| YOUR INSTRUCTIONS |
Pick out every line in the items below that contains the string "interactable", and copy each of those lines in full.

| GIVEN ENTRIES |
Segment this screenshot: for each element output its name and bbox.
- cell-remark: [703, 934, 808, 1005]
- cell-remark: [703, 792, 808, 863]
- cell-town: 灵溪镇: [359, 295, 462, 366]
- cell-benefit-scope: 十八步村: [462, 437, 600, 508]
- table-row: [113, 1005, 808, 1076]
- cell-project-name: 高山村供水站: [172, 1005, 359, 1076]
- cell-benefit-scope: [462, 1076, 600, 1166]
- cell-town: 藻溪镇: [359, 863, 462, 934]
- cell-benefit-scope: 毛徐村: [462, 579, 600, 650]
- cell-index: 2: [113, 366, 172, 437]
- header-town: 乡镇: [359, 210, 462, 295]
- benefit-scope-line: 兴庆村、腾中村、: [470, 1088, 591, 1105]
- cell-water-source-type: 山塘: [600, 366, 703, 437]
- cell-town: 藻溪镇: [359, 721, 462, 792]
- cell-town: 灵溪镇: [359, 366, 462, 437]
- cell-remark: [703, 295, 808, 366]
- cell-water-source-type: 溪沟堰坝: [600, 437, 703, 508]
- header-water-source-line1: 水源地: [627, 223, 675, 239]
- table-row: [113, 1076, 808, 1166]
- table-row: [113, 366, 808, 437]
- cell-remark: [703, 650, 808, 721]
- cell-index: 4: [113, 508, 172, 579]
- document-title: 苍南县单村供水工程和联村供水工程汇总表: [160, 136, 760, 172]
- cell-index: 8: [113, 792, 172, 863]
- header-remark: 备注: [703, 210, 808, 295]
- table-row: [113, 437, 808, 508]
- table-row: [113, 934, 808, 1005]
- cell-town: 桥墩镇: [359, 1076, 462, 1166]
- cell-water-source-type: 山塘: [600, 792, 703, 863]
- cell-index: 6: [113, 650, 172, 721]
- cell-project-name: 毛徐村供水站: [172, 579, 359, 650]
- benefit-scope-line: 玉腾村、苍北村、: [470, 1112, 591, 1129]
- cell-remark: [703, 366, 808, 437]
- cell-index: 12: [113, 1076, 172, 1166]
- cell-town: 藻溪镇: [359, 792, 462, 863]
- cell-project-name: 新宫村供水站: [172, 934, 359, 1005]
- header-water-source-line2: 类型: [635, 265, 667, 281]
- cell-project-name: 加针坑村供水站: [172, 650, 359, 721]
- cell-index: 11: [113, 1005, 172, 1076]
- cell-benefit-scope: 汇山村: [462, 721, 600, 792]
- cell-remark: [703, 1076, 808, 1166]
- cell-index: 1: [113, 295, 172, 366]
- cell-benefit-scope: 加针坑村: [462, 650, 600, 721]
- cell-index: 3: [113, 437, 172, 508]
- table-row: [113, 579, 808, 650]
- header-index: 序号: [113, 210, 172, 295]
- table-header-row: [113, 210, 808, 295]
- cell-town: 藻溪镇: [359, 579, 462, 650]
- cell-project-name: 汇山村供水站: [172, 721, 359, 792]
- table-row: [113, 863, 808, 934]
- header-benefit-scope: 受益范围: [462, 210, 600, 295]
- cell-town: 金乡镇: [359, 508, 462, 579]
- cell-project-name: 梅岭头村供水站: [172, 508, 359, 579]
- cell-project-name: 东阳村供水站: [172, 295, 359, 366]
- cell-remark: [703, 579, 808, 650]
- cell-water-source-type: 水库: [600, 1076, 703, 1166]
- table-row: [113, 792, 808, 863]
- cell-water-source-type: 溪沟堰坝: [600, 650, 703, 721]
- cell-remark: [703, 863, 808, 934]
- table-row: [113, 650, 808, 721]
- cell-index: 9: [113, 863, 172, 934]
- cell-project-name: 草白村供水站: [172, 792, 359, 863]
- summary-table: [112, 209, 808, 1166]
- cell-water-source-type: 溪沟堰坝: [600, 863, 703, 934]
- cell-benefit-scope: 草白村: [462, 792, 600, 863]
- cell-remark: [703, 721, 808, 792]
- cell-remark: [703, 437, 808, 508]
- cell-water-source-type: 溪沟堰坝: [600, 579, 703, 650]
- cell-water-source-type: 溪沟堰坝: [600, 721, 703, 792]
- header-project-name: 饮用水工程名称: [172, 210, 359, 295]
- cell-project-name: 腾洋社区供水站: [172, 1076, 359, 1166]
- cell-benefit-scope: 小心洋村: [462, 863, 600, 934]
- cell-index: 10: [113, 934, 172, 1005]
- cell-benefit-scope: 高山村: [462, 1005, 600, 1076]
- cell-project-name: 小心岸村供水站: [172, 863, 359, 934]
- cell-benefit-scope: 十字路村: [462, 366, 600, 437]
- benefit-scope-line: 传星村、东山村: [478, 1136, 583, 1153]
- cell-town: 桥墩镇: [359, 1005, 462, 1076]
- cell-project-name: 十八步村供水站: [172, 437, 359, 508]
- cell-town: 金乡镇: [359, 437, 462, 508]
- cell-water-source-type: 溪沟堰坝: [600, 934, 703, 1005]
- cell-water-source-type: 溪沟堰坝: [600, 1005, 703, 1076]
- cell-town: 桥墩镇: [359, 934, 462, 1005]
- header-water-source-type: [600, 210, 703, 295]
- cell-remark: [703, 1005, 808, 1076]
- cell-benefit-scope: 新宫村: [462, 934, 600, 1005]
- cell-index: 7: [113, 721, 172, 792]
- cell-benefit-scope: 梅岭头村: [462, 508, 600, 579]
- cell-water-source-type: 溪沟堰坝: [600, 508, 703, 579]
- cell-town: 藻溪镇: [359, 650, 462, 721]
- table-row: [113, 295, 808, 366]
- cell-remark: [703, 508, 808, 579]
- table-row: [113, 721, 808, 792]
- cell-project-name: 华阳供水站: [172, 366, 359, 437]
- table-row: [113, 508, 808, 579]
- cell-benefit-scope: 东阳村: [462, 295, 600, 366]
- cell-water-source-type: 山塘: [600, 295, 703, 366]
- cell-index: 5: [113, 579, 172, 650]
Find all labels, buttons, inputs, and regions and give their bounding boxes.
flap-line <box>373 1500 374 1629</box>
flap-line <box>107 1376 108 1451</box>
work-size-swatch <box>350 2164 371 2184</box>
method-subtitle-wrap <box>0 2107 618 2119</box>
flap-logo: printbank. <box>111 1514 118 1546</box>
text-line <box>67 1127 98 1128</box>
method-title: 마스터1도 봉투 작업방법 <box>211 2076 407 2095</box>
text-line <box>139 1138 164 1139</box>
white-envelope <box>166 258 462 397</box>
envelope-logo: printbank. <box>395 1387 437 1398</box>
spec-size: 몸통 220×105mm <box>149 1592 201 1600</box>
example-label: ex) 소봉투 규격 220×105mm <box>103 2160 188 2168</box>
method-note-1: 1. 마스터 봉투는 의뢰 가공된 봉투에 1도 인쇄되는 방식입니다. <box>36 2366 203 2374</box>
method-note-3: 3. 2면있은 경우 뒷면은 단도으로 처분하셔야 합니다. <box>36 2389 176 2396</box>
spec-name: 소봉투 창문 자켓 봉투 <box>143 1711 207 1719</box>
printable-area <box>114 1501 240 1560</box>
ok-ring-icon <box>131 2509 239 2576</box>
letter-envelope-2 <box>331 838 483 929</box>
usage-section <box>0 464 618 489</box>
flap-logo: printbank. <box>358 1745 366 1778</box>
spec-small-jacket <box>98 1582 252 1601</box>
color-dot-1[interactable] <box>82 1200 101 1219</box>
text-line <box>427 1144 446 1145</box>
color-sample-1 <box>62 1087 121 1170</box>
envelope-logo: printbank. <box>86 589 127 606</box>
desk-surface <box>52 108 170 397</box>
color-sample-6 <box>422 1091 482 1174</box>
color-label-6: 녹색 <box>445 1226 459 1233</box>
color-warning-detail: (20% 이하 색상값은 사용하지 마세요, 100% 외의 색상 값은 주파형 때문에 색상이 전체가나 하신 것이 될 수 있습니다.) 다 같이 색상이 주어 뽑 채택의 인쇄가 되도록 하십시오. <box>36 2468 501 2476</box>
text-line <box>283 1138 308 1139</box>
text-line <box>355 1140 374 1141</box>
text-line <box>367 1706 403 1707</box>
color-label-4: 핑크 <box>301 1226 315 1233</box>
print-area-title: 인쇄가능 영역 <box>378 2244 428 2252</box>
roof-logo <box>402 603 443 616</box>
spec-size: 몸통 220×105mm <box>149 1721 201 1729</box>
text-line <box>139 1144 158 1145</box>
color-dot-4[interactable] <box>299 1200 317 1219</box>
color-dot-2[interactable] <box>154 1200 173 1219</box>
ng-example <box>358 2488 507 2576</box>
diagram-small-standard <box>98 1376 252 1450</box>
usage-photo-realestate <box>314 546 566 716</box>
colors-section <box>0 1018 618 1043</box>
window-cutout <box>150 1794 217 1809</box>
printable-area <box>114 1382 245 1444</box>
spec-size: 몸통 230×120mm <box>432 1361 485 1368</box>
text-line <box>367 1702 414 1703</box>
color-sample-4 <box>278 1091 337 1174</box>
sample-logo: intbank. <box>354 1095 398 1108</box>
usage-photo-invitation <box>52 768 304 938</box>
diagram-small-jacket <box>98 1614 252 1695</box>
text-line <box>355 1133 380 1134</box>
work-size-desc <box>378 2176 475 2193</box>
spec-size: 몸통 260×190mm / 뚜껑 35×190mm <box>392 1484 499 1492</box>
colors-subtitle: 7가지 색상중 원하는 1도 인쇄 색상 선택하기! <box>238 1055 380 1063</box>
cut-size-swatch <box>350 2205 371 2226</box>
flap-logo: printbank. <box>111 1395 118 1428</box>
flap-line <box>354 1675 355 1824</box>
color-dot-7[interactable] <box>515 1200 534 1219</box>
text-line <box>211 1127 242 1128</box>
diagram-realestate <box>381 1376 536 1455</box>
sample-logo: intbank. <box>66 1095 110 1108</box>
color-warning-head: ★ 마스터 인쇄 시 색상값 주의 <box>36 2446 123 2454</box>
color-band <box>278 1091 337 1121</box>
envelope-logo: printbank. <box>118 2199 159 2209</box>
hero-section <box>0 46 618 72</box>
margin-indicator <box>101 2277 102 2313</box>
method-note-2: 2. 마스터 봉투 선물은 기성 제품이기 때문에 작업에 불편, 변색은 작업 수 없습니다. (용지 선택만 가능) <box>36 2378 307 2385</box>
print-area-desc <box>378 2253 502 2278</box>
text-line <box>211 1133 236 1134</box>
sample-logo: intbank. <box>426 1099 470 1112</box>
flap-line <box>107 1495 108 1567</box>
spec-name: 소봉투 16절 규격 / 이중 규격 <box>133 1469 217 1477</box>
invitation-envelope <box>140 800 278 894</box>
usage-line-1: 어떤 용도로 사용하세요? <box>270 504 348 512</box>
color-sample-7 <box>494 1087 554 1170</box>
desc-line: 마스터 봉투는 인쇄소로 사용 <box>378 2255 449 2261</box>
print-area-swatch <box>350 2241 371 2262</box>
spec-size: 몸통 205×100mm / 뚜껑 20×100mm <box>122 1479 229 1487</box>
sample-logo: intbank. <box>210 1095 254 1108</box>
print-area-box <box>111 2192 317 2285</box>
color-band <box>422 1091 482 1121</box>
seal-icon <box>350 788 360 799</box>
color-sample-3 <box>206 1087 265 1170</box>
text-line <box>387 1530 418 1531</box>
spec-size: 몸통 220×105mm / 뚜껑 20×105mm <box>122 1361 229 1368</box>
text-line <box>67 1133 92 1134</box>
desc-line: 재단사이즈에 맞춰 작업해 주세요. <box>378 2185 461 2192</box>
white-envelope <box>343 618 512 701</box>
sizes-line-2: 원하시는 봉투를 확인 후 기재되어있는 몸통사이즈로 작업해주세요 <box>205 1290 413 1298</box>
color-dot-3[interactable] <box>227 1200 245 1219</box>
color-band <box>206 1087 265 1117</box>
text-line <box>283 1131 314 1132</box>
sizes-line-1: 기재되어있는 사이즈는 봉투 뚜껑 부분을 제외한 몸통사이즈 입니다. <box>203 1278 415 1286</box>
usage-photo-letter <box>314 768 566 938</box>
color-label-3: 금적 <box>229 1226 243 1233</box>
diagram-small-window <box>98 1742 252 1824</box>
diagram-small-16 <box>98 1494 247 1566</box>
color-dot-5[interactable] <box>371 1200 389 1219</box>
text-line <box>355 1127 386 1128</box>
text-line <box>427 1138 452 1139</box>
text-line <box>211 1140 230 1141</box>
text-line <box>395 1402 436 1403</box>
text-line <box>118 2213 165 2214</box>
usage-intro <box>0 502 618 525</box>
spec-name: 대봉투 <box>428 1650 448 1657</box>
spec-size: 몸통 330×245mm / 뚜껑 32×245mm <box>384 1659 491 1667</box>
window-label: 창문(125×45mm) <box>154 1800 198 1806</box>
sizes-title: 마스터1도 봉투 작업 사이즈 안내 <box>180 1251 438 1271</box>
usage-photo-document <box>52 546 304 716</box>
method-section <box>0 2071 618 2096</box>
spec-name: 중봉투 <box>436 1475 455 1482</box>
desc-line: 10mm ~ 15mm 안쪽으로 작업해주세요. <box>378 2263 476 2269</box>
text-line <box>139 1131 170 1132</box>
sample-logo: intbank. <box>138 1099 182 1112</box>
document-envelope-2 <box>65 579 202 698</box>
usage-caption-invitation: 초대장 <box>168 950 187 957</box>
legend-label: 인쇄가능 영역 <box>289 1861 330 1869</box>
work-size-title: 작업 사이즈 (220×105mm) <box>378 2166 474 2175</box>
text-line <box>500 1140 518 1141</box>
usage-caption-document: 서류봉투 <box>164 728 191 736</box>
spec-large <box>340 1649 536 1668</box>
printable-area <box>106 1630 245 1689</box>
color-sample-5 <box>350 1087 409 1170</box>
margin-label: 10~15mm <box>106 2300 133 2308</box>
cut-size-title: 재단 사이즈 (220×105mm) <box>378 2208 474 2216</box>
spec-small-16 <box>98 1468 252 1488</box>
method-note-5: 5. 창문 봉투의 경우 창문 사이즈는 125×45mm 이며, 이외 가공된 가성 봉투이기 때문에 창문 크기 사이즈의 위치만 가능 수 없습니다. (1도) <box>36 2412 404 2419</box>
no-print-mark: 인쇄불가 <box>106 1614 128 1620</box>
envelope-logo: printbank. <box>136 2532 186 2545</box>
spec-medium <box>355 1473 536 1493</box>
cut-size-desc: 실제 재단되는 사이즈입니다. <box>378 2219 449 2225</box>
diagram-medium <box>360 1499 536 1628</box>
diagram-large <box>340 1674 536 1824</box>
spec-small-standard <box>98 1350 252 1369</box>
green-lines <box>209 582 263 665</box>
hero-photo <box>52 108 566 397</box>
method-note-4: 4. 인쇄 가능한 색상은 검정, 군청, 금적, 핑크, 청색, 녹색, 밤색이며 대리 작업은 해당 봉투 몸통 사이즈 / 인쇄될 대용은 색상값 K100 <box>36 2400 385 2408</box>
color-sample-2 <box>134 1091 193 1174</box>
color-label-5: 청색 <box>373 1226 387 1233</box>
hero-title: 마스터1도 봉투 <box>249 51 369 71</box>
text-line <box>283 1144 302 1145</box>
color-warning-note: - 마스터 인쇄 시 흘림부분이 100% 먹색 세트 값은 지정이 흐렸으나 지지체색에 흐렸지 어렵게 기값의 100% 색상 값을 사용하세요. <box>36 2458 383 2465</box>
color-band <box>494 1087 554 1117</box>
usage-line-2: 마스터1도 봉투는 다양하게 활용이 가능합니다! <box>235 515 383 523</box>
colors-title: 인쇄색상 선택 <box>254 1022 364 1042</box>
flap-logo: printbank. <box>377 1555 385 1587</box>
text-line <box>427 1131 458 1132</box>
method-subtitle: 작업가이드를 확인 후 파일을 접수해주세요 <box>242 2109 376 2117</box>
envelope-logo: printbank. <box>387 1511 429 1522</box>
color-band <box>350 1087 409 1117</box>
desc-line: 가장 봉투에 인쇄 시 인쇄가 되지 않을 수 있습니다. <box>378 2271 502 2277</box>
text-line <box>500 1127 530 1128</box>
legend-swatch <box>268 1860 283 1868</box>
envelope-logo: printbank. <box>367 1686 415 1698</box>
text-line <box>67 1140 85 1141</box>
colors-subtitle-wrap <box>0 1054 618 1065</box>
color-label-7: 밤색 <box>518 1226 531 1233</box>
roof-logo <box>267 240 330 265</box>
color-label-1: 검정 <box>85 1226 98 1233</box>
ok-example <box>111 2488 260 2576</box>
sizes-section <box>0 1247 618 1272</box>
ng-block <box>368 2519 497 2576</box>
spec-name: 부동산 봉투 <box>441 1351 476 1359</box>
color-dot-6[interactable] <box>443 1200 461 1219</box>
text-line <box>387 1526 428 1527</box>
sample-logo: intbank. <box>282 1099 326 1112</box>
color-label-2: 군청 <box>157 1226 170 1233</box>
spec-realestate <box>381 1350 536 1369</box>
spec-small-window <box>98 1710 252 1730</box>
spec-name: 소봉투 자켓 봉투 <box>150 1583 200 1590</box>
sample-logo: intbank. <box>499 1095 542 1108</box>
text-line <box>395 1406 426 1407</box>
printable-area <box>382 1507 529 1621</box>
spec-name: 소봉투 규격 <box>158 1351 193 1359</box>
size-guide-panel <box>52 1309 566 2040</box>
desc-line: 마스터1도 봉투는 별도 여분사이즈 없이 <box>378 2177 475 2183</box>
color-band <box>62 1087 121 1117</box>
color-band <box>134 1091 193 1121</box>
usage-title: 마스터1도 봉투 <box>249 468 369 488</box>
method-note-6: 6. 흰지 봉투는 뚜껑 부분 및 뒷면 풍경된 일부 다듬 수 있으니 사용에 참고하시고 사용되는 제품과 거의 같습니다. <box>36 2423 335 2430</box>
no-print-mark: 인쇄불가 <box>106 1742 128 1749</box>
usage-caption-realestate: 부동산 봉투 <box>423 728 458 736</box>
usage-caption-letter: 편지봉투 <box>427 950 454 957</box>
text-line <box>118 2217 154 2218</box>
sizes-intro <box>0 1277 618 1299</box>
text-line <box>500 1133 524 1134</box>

| RESULT BELOW |
color-dot-1[interactable] <box>82 1200 101 1219</box>
color-dot-4[interactable] <box>299 1200 317 1219</box>
color-dot-2[interactable] <box>154 1200 173 1219</box>
color-dot-7[interactable] <box>515 1200 534 1219</box>
color-dot-3[interactable] <box>227 1200 245 1219</box>
color-dot-5[interactable] <box>371 1200 389 1219</box>
color-dot-6[interactable] <box>443 1200 461 1219</box>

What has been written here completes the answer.